▶ Your task: Copy the data precisely, keeping every character.

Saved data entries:
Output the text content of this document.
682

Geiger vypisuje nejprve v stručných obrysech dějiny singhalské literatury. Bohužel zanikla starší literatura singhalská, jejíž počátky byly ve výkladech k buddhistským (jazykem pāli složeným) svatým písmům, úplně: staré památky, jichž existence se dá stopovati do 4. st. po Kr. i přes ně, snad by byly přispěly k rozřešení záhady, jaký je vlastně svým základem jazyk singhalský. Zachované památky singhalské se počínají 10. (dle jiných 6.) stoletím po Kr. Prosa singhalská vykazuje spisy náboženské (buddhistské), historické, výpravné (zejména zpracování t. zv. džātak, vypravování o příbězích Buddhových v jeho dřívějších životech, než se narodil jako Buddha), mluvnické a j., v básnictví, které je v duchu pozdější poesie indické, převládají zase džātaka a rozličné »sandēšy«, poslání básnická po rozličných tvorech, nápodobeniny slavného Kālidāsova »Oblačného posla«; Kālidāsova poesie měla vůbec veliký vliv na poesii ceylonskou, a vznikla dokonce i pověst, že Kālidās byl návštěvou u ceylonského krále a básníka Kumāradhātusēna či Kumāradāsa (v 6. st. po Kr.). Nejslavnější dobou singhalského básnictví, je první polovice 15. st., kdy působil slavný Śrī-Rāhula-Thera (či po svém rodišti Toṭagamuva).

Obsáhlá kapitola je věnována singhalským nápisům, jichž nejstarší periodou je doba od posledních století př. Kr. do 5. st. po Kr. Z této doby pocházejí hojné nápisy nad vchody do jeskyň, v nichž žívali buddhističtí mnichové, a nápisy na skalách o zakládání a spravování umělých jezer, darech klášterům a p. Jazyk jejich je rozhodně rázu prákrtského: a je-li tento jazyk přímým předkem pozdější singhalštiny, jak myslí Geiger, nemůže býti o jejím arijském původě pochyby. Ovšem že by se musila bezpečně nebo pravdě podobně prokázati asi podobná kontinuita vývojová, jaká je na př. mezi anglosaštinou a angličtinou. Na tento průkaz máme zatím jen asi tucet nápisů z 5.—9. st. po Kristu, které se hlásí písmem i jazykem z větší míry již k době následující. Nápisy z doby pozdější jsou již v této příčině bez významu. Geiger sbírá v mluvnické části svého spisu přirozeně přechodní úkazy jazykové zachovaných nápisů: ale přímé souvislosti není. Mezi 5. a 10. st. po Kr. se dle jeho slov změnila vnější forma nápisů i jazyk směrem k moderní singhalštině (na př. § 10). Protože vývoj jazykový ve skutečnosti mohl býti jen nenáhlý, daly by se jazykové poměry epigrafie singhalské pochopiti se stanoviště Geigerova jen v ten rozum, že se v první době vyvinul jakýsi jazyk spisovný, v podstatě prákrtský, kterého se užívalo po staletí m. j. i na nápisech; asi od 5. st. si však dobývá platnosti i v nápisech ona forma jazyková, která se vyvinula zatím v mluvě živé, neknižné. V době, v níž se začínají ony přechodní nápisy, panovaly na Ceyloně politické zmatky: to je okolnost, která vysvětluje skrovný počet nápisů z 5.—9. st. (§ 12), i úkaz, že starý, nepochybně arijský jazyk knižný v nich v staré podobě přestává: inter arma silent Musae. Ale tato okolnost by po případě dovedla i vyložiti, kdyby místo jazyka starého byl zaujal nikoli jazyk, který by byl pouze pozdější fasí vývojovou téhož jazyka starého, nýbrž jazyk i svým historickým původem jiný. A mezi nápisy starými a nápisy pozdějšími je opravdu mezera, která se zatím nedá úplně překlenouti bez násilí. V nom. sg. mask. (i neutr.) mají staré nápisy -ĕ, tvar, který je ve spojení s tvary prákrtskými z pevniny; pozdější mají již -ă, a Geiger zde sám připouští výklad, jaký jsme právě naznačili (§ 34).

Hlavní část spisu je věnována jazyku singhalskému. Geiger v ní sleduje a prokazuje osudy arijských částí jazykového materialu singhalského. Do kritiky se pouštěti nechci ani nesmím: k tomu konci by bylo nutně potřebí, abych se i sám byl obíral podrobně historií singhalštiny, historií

▶ Answer for this exercise:
Output the text content of this document.
682

Geiger vypisuje nejprve v stručných obrysech dějiny singhalské literatury. Bohužel zanikla starší literatura singhalská, jejíž počátky byly ve výkladech k buddhistským (jazykem pāli složeným) svatým písmům, úplně: staré památky, jichž existence se dá stopovati do 4. st. po Kr. i přes ně, snad by byly přispěly k rozřešení záhady, jaký je vlastně svým základem jazyk singhalský. Zachované památky singhalské se počínají 10. (dle jiných 6.) stoletím po Kr. Prosa singhalská vykazuje spisy náboženské (buddhistské), historické, výpravné (zejména zpracování t. zv. džātak, vypravování o příbězích Buddhových v jeho dřívějších životech, než se narodil jako Buddha), mluvnické a j., v básnictví, které je v duchu pozdější poesie indické, převládají zase džātaka a rozličné »sandēšy«, poslání básnická po rozličných tvorech, nápodobeniny slavného Kālidāsova »Oblačného posla«; Kālidāsova poesie měla vůbec veliký vliv na poesii ceylonskou, a vznikla dokonce i pověst, že Kālidās byl návštěvou u ceylonského krále a básníka Kumāradhātusēna či Kumāradāsa (v 6. st. po Kr.). Nejslavnější dobou singhalského básnictví, je první polovice 15. st., kdy působil slavný Śrī-Rāhula-Thera (či po svém rodišti Toṭagamuva).

Obsáhlá kapitola je věnována singhalským nápisům, jichž nejstarší periodou je doba od posledních století př. Kr. do 5. st. po Kr. Z této doby pocházejí hojné nápisy nad vchody do jeskyň, v nichž žívali buddhističtí mnichové, a nápisy na skalách o zakládání a spravování umělých jezer, darech klášterům a p. Jazyk jejich je rozhodně rázu prákrtského: a je-li tento jazyk přímým předkem pozdější singhalštiny, jak myslí Geiger, nemůže býti o jejím arijském původě pochyby. Ovšem že by se musila bezpečně nebo pravdě podobně prokázati asi podobná kontinuita vývojová, jaká je na př. mezi anglosaštinou a angličtinou. Na tento průkaz máme zatím jen asi tucet nápisů z 5.—9. st. po Kristu, které se hlásí písmem i jazykem z větší míry již k době následující. Nápisy z doby pozdější jsou již v této příčině bez významu. Geiger sbírá v mluvnické části svého spisu přirozeně přechodní úkazy jazykové zachovaných nápisů: ale přímé souvislosti není. Mezi 5. a 10. st. po Kr. se dle jeho slov změnila vnější forma nápisů i jazyk směrem k moderní singhalštině (na př. § 10). Protože vývoj jazykový ve skutečnosti mohl býti jen nenáhlý, daly by se jazykové poměry epigrafie singhalské pochopiti se stanoviště Geigerova jen v ten rozum, že se v první době vyvinul jakýsi jazyk spisovný, v podstatě prákrtský, kterého se užívalo po staletí m. j. i na nápisech; asi od 5. st. si však dobývá platnosti i v nápisech ona forma jazyková, která se vyvinula zatím v mluvě živé, neknižné. V době, v níž se začínají ony přechodní nápisy, panovaly na Ceyloně politické zmatky: to je okolnost, která vysvětluje skrovný počet nápisů z 5.—9. st. (§ 12), i úkaz, že starý, nepochybně arijský jazyk knižný v nich v staré podobě přestává: inter arma silent Musae. Ale tato okolnost by po případě dovedla i vyložiti, kdyby místo jazyka starého byl zaujal nikoli jazyk, který by byl pouze pozdější fasí vývojovou téhož jazyka starého, nýbrž jazyk i svým historickým původem jiný. A mezi nápisy starými a nápisy pozdějšími je opravdu mezera, která se zatím nedá úplně překlenouti bez násilí. V nom. sg. mask. (i neutr.) mají staré nápisy -ĕ, tvar, který je ve spojení s tvary prákrtskými z pevniny; pozdější mají již -ă, a Geiger zde sám připouští výklad, jaký jsme právě naznačili (§ 34).

Hlavní část spisu je věnována jazyku singhalskému. Geiger v ní sleduje a prokazuje osudy arijských částí jazykového materialu singhalského. Do kritiky se pouštěti nechci ani nesmím: k tomu konci by bylo nutně potřebí, abych se i sám byl obíral podrobně historií singhalštiny, historií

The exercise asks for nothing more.